▶ [PROVIDED INFORMATION]
***

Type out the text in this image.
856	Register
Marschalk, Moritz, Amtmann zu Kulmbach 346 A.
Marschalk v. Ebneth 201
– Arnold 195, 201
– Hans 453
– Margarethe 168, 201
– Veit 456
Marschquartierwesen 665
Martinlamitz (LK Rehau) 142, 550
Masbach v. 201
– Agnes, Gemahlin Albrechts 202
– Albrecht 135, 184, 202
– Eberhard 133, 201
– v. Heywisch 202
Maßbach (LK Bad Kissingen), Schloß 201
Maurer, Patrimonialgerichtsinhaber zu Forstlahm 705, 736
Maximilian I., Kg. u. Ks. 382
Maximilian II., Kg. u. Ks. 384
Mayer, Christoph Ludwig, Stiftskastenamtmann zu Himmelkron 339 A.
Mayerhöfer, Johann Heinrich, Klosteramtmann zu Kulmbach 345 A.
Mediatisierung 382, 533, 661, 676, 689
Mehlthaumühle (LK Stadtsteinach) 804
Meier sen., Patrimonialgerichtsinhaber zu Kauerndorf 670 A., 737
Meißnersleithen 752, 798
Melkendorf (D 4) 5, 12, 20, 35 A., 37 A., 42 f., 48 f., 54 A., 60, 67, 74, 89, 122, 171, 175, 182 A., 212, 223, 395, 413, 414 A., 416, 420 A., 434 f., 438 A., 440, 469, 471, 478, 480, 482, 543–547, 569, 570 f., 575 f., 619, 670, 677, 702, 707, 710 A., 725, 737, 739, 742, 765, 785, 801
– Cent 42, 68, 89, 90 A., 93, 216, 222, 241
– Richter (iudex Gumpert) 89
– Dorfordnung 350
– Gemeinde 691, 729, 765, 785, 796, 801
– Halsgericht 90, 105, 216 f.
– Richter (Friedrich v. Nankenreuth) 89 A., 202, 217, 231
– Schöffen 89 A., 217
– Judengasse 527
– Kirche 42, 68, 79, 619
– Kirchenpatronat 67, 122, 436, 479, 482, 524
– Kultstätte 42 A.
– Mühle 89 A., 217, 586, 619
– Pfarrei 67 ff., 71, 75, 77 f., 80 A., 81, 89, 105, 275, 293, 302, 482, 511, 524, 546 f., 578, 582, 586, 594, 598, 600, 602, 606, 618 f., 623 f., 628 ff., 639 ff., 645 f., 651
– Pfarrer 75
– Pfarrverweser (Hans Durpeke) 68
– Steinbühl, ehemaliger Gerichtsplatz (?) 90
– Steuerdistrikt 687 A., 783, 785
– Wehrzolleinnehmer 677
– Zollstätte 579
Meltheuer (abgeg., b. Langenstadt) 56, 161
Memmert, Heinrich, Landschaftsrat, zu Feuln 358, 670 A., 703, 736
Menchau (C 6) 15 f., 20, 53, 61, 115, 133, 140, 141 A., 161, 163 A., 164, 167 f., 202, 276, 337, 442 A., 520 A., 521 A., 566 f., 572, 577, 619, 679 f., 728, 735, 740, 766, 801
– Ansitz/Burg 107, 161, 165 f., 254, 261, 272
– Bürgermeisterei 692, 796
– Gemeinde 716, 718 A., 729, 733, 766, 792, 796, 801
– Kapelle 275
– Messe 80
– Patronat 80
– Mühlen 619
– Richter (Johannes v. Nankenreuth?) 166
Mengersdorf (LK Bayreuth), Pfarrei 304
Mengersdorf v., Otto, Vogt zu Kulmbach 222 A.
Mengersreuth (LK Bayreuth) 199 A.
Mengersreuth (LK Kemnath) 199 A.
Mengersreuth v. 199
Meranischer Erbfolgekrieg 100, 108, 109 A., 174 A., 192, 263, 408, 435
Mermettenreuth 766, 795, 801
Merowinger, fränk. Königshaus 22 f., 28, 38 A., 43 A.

***

▶ [REQUIRED WORK]
Quote the entire listing above exactly.

▶ [ANSWER FOR THIS EXERCISE]
Type out the text in this image.
856	Register
Marschalk, Moritz, Amtmann zu Kulmbach 346 A.
Marschalk v. Ebneth 201
– Arnold 195, 201
– Hans 453
– Margarethe 168, 201
– Veit 456
Marschquartierwesen 665
Martinlamitz (LK Rehau) 142, 550
Masbach v. 201
– Agnes, Gemahlin Albrechts 202
– Albrecht 135, 184, 202
– Eberhard 133, 201
– v. Heywisch 202
Maßbach (LK Bad Kissingen), Schloß 201
Maurer, Patrimonialgerichtsinhaber zu Forstlahm 705, 736
Maximilian I., Kg. u. Ks. 382
Maximilian II., Kg. u. Ks. 384
Mayer, Christoph Ludwig, Stiftskastenamtmann zu Himmelkron 339 A.
Mayerhöfer, Johann Heinrich, Klosteramtmann zu Kulmbach 345 A.
Mediatisierung 382, 533, 661, 676, 689
Mehlthaumühle (LK Stadtsteinach) 804
Meier sen., Patrimonialgerichtsinhaber zu Kauerndorf 670 A., 737
Meißnersleithen 752, 798
Melkendorf (D 4) 5, 12, 20, 35 A., 37 A., 42 f., 48 f., 54 A., 60, 67, 74, 89, 122, 171, 175, 182 A., 212, 223, 395, 413, 414 A., 416, 420 A., 434 f., 438 A., 440, 469, 471, 478, 480, 482, 543–547, 569, 570 f., 575 f., 619, 670, 677, 702, 707, 710 A., 725, 737, 739, 742, 765, 785, 801
– Cent 42, 68, 89, 90 A., 93, 216, 222, 241
– Richter (iudex Gumpert) 89
– Dorfordnung 350
– Gemeinde 691, 729, 765, 785, 796, 801
– Halsgericht 90, 105, 216 f.
– Richter (Friedrich v. Nankenreuth) 89 A., 202, 217, 231
– Schöffen 89 A., 217
– Judengasse 527
– Kirche 42, 68, 79, 619
– Kirchenpatronat 67, 122, 436, 479, 482, 524
– Kultstätte 42 A.
– Mühle 89 A., 217, 586, 619
– Pfarrei 67 ff., 71, 75, 77 f., 80 A., 81, 89, 105, 275, 293, 302, 482, 511, 524, 546 f., 578, 582, 586, 594, 598, 600, 602, 606, 618 f., 623 f., 628 ff., 639 ff., 645 f., 651
– Pfarrer 75
– Pfarrverweser (Hans Durpeke) 68
– Steinbühl, ehemaliger Gerichtsplatz (?) 90
– Steuerdistrikt 687 A., 783, 785
– Wehrzolleinnehmer 677
– Zollstätte 579
Meltheuer (abgeg., b. Langenstadt) 56, 161
Memmert, Heinrich, Landschaftsrat, zu Feuln 358, 670 A., 703, 736
Menchau (C 6) 15 f., 20, 53, 61, 115, 133, 140, 141 A., 161, 163 A., 164, 167 f., 202, 276, 337, 442 A., 520 A., 521 A., 566 f., 572, 577, 619, 679 f., 728, 735, 740, 766, 801
– Ansitz/Burg 107, 161, 165 f., 254, 261, 272
– Bürgermeisterei 692, 796
– Gemeinde 716, 718 A., 729, 733, 766, 792, 796, 801
– Kapelle 275
– Messe 80
– Patronat 80
– Mühlen 619
– Richter (Johannes v. Nankenreuth?) 166
Mengersdorf (LK Bayreuth), Pfarrei 304
Mengersdorf v., Otto, Vogt zu Kulmbach 222 A.
Mengersreuth (LK Bayreuth) 199 A.
Mengersreuth (LK Kemnath) 199 A.
Mengersreuth v. 199
Meranischer Erbfolgekrieg 100, 108, 109 A., 174 A., 192, 263, 408, 435
Mermettenreuth 766, 795, 801
Merowinger, fränk. Königshaus 22 f., 28, 38 A., 43 A.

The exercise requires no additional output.